_Input material_
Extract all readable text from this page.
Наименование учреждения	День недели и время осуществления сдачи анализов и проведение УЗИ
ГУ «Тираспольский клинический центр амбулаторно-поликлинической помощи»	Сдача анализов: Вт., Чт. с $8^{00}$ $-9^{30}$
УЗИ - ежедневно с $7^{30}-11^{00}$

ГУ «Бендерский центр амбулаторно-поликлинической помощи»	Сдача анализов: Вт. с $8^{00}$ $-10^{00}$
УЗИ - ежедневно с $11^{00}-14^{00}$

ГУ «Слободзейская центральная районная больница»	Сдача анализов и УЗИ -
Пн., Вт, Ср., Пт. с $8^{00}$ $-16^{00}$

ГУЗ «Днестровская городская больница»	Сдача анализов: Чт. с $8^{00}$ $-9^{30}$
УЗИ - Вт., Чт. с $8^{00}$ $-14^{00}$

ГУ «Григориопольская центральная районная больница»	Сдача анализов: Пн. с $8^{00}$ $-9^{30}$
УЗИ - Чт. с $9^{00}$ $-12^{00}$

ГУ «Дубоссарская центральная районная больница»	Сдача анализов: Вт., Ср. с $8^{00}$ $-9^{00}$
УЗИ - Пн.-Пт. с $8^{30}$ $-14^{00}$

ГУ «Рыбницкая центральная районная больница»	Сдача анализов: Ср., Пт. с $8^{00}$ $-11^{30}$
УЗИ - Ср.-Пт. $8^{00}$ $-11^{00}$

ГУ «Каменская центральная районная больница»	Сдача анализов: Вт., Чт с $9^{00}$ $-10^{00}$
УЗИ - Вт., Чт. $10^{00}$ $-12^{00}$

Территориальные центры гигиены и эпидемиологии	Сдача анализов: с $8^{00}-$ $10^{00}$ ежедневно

_Written exercise_
Of all the lines above, how many contain the word "помощи"? Give the number and nothing else.

_Full answer_
2